WHAT THE TASK ASKS: Repeat the full listing below verbatim and keep the images out.

INPUT DATA:
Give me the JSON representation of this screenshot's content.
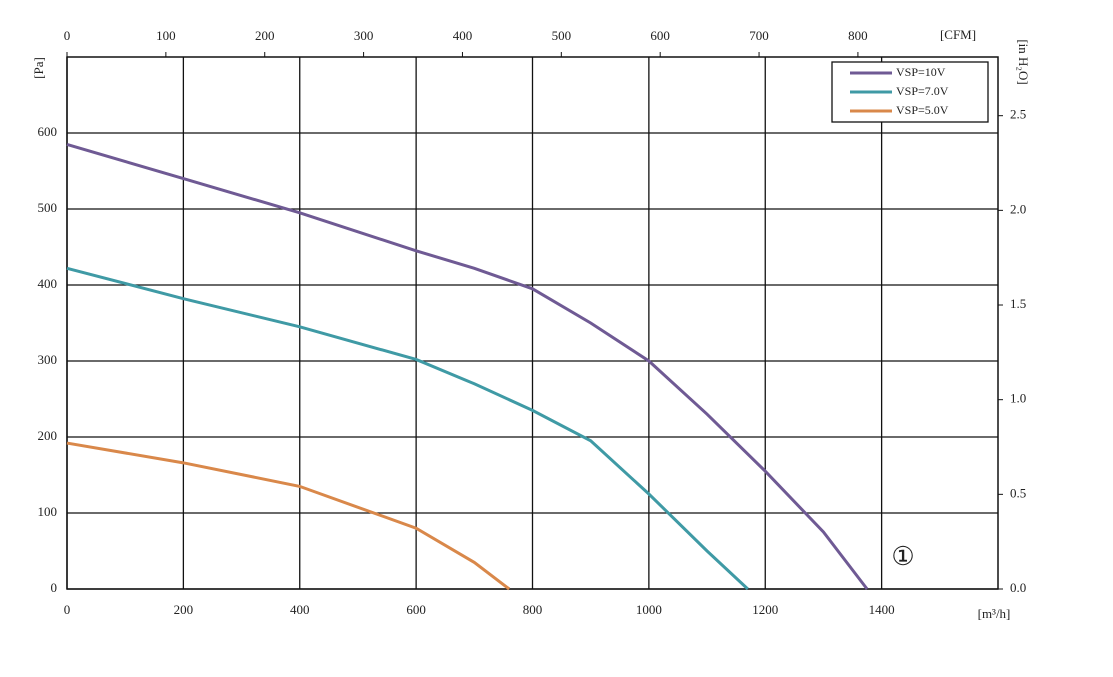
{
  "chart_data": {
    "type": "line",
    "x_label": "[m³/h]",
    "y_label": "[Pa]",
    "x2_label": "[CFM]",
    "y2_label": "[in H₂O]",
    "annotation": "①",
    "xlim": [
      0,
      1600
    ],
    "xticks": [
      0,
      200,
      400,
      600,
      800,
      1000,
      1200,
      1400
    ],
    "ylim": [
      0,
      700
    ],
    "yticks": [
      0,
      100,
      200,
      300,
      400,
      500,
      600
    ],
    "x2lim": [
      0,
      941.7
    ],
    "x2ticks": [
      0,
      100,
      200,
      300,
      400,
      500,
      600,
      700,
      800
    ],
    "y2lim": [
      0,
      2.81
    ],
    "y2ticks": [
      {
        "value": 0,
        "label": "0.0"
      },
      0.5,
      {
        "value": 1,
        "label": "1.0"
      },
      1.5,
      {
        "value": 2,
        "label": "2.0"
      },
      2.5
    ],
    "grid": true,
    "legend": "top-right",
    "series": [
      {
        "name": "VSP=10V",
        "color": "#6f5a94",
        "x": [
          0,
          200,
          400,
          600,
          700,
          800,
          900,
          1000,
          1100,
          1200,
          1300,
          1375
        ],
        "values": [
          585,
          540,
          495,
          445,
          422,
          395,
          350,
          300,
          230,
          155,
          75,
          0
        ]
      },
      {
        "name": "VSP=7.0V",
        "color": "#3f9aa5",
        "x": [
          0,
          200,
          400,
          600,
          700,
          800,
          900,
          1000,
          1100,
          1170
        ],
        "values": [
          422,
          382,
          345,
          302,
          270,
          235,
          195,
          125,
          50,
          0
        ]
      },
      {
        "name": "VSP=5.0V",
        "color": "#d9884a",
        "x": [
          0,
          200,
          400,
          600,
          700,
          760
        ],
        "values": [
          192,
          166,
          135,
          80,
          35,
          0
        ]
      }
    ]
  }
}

REPLY:
Give me the JSON representation of this screenshot's content.
{
  "chart_data": {
    "type": "line",
    "x_label": "[m³/h]",
    "y_label": "[Pa]",
    "x2_label": "[CFM]",
    "y2_label": "[in H₂O]",
    "annotation": "①",
    "xlim": [
      0,
      1600
    ],
    "xticks": [
      0,
      200,
      400,
      600,
      800,
      1000,
      1200,
      1400
    ],
    "ylim": [
      0,
      700
    ],
    "yticks": [
      0,
      100,
      200,
      300,
      400,
      500,
      600
    ],
    "x2lim": [
      0,
      941.7
    ],
    "x2ticks": [
      0,
      100,
      200,
      300,
      400,
      500,
      600,
      700,
      800
    ],
    "y2lim": [
      0,
      2.81
    ],
    "y2ticks": [
      {
        "value": 0,
        "label": "0.0"
      },
      0.5,
      {
        "value": 1,
        "label": "1.0"
      },
      1.5,
      {
        "value": 2,
        "label": "2.0"
      },
      2.5
    ],
    "grid": true,
    "legend": "top-right",
    "series": [
      {
        "name": "VSP=10V",
        "color": "#6f5a94",
        "x": [
          0,
          200,
          400,
          600,
          700,
          800,
          900,
          1000,
          1100,
          1200,
          1300,
          1375
        ],
        "values": [
          585,
          540,
          495,
          445,
          422,
          395,
          350,
          300,
          230,
          155,
          75,
          0
        ]
      },
      {
        "name": "VSP=7.0V",
        "color": "#3f9aa5",
        "x": [
          0,
          200,
          400,
          600,
          700,
          800,
          900,
          1000,
          1100,
          1170
        ],
        "values": [
          422,
          382,
          345,
          302,
          270,
          235,
          195,
          125,
          50,
          0
        ]
      },
      {
        "name": "VSP=5.0V",
        "color": "#d9884a",
        "x": [
          0,
          200,
          400,
          600,
          700,
          760
        ],
        "values": [
          192,
          166,
          135,
          80,
          35,
          0
        ]
      }
    ]
  }
}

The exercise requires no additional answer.